### Given problem:
Copy out all lines in the data below containing the string "panel".

═════ Data rows

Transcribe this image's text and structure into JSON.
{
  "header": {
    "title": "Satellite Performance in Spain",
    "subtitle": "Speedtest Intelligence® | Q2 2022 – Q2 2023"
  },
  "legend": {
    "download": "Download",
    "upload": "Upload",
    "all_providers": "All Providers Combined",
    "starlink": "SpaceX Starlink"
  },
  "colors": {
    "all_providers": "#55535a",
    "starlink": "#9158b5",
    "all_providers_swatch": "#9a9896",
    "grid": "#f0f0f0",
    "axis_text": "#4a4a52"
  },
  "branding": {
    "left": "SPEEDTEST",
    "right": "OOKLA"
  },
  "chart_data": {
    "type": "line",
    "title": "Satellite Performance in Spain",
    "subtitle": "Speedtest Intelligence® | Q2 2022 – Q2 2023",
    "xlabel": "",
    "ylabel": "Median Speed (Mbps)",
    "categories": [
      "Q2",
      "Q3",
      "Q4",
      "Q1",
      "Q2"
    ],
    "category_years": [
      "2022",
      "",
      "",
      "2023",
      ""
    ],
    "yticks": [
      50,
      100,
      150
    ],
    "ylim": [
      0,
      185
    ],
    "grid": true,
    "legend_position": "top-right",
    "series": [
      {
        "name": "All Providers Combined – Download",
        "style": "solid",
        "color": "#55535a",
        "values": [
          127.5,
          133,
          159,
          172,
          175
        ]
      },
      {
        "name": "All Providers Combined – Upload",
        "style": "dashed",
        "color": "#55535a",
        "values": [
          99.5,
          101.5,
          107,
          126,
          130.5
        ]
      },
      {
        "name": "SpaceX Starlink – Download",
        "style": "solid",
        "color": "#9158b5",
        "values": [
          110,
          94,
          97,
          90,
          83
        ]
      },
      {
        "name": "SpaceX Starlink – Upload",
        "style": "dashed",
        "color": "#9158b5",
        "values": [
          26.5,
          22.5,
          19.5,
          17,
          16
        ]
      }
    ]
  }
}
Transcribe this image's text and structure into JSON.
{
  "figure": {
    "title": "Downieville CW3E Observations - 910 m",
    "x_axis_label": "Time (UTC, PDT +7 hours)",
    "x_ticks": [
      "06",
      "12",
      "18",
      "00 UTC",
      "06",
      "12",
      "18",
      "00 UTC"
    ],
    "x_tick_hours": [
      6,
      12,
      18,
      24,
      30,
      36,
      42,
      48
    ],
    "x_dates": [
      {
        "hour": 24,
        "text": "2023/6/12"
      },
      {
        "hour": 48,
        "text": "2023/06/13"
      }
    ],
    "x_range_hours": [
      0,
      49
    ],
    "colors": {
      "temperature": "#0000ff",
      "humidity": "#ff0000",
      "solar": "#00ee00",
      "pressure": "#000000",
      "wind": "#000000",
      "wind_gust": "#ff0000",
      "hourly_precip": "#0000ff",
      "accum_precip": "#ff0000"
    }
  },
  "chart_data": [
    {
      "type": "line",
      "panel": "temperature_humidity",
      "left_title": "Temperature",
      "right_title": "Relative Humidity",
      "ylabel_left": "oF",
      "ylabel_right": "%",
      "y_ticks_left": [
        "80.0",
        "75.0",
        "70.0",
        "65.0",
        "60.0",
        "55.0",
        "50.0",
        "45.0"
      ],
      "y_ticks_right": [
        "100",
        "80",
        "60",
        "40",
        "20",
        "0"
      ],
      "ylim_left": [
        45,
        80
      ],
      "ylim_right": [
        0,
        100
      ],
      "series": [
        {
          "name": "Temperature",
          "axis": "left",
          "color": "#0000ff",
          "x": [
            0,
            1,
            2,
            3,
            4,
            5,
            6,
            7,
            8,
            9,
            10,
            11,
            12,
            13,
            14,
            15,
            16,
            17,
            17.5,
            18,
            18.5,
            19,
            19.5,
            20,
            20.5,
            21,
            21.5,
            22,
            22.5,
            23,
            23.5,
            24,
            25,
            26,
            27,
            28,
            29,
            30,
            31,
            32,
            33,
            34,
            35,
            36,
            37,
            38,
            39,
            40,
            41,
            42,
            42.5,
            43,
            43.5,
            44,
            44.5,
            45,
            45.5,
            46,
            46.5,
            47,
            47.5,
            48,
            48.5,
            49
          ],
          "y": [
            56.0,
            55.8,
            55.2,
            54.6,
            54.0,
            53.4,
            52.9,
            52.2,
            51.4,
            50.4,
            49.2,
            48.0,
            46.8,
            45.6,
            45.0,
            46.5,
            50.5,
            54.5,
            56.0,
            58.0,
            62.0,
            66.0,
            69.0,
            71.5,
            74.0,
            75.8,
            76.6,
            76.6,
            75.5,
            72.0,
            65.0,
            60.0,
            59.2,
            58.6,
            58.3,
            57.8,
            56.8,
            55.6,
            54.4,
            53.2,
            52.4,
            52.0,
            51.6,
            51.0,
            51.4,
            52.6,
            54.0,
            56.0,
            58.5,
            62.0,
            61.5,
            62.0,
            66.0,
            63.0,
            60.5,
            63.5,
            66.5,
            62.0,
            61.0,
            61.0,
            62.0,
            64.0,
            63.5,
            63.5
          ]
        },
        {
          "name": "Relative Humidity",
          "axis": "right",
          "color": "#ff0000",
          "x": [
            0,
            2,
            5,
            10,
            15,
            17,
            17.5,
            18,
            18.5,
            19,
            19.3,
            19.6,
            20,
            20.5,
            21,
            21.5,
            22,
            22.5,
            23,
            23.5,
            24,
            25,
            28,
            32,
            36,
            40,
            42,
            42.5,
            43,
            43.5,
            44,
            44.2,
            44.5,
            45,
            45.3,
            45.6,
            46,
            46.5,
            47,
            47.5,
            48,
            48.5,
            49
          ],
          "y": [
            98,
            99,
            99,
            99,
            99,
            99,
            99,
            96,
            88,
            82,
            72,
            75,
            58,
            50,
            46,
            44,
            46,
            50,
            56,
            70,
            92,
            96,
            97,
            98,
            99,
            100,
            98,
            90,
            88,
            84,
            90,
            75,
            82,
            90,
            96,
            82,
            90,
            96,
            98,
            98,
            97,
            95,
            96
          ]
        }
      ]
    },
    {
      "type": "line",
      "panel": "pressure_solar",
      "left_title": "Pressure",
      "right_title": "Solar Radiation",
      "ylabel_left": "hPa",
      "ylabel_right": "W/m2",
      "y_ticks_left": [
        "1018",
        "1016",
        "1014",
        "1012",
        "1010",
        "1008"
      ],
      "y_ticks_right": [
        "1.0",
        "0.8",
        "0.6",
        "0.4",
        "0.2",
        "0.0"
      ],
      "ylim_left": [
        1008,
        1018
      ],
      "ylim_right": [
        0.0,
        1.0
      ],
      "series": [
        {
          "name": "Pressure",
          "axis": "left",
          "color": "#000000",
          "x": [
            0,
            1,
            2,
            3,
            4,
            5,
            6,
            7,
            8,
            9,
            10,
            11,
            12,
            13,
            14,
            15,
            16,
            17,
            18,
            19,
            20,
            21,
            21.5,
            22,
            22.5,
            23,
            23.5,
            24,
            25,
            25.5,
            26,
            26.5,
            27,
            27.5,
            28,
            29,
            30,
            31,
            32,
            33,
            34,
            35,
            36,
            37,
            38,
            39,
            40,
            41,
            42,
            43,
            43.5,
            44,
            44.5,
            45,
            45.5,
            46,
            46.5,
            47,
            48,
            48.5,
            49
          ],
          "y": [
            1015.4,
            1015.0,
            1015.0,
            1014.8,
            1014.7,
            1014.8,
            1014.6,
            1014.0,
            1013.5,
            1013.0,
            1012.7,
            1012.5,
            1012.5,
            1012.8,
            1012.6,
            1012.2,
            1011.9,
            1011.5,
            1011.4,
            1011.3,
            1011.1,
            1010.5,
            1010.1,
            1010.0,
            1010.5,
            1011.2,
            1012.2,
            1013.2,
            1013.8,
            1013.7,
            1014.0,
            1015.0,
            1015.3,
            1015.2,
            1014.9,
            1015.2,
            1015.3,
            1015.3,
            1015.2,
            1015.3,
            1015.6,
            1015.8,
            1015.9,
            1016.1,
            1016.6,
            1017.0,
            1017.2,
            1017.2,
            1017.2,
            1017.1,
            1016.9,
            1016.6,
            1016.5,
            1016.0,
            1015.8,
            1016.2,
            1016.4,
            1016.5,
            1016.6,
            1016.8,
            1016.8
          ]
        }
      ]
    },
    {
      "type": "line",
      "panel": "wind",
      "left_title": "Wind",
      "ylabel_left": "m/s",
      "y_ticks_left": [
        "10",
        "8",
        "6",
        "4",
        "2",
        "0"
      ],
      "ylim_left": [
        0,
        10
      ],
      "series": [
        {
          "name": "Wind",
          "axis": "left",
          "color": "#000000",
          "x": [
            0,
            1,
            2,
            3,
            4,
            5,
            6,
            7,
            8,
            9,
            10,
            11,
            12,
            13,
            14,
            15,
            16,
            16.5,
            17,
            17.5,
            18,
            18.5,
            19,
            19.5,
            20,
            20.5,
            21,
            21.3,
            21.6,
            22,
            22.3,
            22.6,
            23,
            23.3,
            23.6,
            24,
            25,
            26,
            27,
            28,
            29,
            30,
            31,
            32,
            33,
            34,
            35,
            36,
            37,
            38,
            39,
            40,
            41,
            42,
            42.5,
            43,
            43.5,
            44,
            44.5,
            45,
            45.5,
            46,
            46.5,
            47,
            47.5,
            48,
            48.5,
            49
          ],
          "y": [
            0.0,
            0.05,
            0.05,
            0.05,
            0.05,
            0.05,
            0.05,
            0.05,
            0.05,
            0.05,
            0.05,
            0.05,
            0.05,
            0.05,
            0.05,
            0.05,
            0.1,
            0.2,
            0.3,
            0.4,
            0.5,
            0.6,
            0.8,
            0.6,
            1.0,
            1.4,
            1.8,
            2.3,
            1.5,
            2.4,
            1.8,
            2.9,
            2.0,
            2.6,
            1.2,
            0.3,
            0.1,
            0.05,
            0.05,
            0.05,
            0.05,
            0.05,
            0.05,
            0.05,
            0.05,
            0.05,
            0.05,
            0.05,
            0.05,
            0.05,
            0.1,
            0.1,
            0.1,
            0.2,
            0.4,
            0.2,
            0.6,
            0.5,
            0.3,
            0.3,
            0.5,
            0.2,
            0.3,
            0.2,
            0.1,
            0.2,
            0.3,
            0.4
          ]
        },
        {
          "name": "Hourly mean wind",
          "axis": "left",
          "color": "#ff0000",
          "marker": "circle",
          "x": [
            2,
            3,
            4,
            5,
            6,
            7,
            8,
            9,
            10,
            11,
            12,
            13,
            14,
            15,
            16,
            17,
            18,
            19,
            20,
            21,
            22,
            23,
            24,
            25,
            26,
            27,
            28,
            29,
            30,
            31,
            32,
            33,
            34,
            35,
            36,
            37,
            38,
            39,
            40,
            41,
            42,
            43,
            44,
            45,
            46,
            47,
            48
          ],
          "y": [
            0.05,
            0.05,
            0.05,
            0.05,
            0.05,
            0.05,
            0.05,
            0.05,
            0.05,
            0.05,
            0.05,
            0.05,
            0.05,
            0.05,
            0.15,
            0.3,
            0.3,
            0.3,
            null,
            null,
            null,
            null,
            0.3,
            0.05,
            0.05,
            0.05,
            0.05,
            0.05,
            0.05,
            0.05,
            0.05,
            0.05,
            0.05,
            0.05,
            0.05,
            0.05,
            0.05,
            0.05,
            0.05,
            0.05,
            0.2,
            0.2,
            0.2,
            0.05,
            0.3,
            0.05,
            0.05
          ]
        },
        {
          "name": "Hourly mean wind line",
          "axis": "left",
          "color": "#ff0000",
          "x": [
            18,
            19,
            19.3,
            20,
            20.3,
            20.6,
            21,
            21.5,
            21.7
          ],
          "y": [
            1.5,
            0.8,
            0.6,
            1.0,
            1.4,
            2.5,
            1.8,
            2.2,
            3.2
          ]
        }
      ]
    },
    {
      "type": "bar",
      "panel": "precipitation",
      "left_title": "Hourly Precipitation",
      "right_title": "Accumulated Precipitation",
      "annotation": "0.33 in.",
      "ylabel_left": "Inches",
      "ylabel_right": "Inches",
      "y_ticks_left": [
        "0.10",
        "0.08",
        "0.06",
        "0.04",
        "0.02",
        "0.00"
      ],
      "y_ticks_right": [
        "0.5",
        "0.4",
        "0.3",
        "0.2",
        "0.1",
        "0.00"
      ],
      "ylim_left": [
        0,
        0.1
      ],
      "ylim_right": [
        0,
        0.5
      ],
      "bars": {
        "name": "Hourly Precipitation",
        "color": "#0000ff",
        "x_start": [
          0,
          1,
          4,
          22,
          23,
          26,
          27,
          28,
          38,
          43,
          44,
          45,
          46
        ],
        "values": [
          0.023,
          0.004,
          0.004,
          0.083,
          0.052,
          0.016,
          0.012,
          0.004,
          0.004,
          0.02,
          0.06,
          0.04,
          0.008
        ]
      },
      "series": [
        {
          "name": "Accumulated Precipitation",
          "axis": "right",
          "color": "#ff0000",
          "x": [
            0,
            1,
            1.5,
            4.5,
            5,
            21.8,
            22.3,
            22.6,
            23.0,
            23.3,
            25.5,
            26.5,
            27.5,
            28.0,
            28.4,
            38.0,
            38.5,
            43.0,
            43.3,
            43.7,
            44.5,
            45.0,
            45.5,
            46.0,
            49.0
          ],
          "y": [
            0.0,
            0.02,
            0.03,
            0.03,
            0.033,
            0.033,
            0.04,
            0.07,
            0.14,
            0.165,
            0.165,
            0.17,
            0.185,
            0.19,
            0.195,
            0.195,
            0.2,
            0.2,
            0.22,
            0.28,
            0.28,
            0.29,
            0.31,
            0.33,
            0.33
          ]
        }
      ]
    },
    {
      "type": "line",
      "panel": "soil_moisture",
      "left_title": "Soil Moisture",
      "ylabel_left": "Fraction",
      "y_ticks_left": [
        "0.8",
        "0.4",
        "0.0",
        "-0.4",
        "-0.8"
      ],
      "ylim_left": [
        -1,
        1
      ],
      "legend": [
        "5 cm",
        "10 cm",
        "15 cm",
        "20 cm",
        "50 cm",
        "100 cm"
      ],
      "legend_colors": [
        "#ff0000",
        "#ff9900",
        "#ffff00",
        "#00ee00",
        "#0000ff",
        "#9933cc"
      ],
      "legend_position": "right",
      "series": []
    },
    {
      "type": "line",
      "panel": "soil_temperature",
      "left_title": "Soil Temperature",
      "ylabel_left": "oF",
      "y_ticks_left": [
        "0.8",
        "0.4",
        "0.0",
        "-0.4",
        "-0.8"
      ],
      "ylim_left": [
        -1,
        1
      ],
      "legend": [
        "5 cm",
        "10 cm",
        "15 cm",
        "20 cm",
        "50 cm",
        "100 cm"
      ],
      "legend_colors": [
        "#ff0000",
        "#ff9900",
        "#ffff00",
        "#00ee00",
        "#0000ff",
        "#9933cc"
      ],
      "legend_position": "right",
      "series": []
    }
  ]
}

══════════

### Task output:
      "panel": "temperature_humidity",
      "panel": "pressure_solar",
      "panel": "wind",
      "panel": "precipitation",
      "panel": "soil_moisture",
      "panel": "soil_temperature",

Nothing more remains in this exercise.